Leaving out the pictures, please retype each record exactly.

## START

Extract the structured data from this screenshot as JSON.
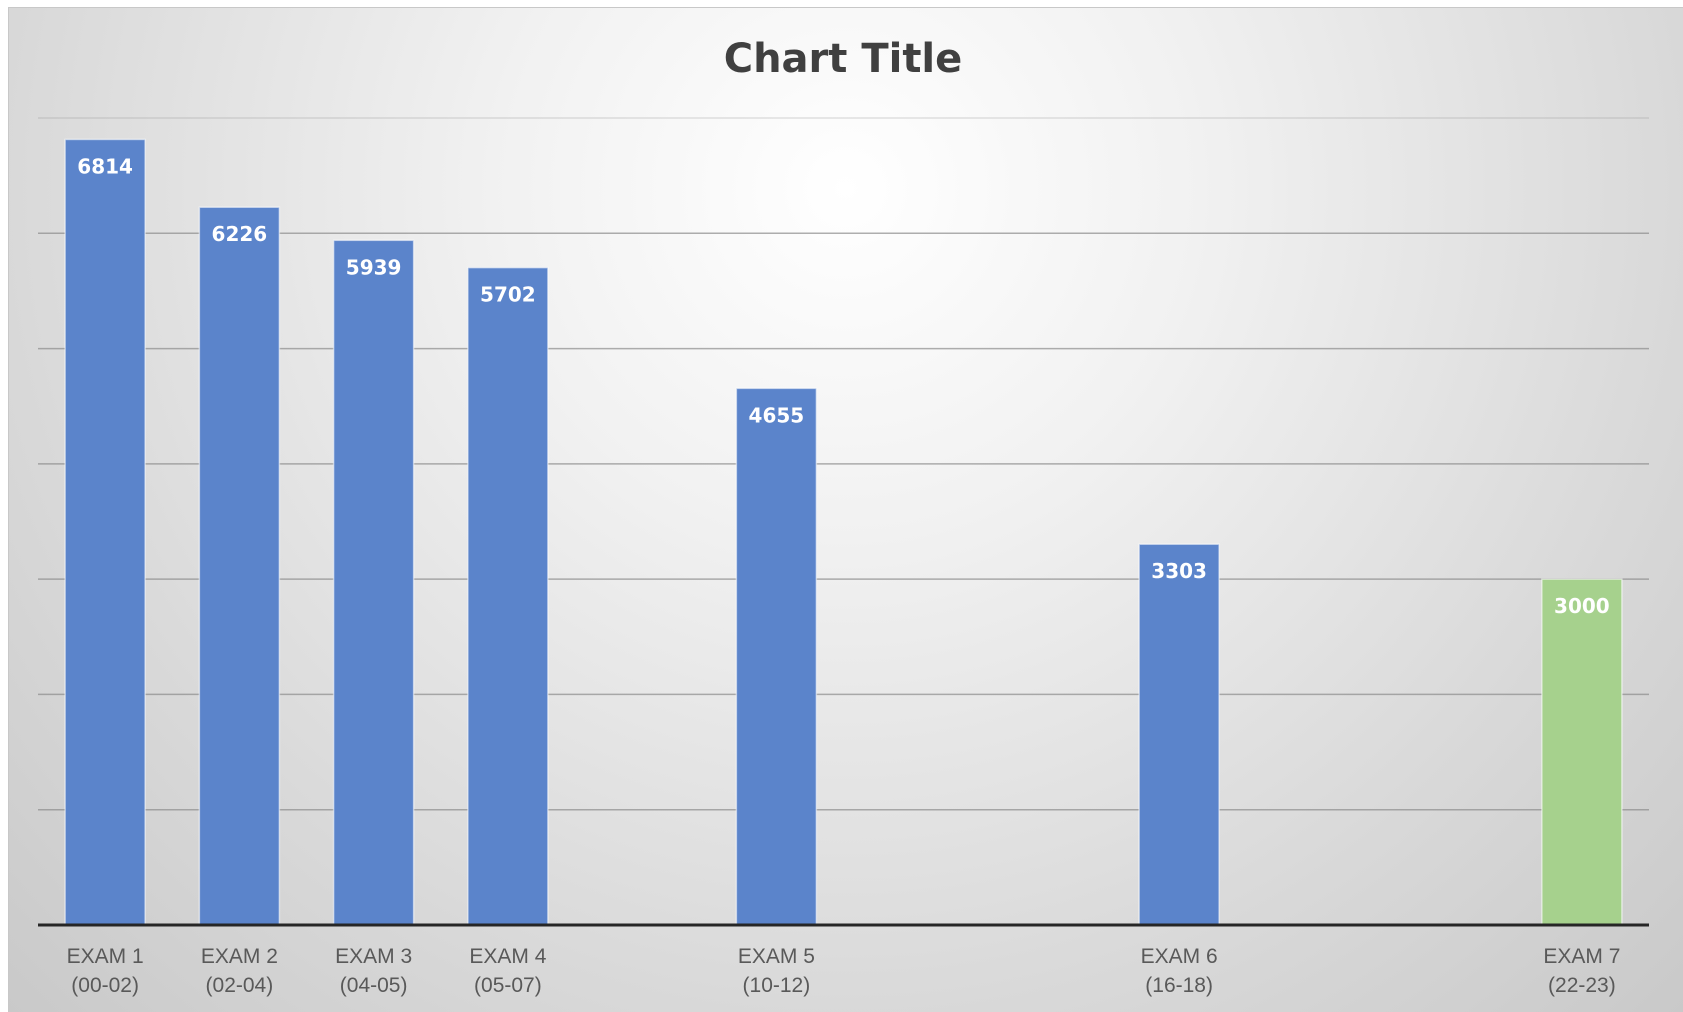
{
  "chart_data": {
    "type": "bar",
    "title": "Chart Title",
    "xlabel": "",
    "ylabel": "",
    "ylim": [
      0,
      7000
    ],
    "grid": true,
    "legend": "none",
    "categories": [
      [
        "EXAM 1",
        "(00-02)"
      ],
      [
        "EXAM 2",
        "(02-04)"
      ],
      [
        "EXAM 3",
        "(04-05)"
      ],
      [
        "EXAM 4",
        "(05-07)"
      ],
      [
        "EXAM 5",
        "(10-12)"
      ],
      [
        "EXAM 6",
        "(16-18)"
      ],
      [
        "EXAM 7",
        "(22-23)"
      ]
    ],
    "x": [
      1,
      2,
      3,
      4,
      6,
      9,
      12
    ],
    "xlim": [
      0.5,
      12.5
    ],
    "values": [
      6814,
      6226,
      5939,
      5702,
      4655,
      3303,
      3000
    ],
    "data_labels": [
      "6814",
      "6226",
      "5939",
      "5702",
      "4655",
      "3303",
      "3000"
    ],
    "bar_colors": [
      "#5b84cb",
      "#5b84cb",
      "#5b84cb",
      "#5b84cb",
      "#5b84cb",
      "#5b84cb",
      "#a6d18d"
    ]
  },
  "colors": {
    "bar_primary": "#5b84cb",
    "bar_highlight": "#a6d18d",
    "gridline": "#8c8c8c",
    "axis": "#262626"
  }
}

## END

_Result for this task_
Extract the structured data from this screenshot as JSON.
{
  "chart_data": {
    "type": "bar",
    "title": "Chart Title",
    "xlabel": "",
    "ylabel": "",
    "ylim": [
      0,
      7000
    ],
    "grid": true,
    "legend": "none",
    "categories": [
      [
        "EXAM 1",
        "(00-02)"
      ],
      [
        "EXAM 2",
        "(02-04)"
      ],
      [
        "EXAM 3",
        "(04-05)"
      ],
      [
        "EXAM 4",
        "(05-07)"
      ],
      [
        "EXAM 5",
        "(10-12)"
      ],
      [
        "EXAM 6",
        "(16-18)"
      ],
      [
        "EXAM 7",
        "(22-23)"
      ]
    ],
    "x": [
      1,
      2,
      3,
      4,
      6,
      9,
      12
    ],
    "xlim": [
      0.5,
      12.5
    ],
    "values": [
      6814,
      6226,
      5939,
      5702,
      4655,
      3303,
      3000
    ],
    "data_labels": [
      "6814",
      "6226",
      "5939",
      "5702",
      "4655",
      "3303",
      "3000"
    ],
    "bar_colors": [
      "#5b84cb",
      "#5b84cb",
      "#5b84cb",
      "#5b84cb",
      "#5b84cb",
      "#5b84cb",
      "#a6d18d"
    ]
  },
  "colors": {
    "bar_primary": "#5b84cb",
    "bar_highlight": "#a6d18d",
    "gridline": "#8c8c8c",
    "axis": "#262626"
  }
}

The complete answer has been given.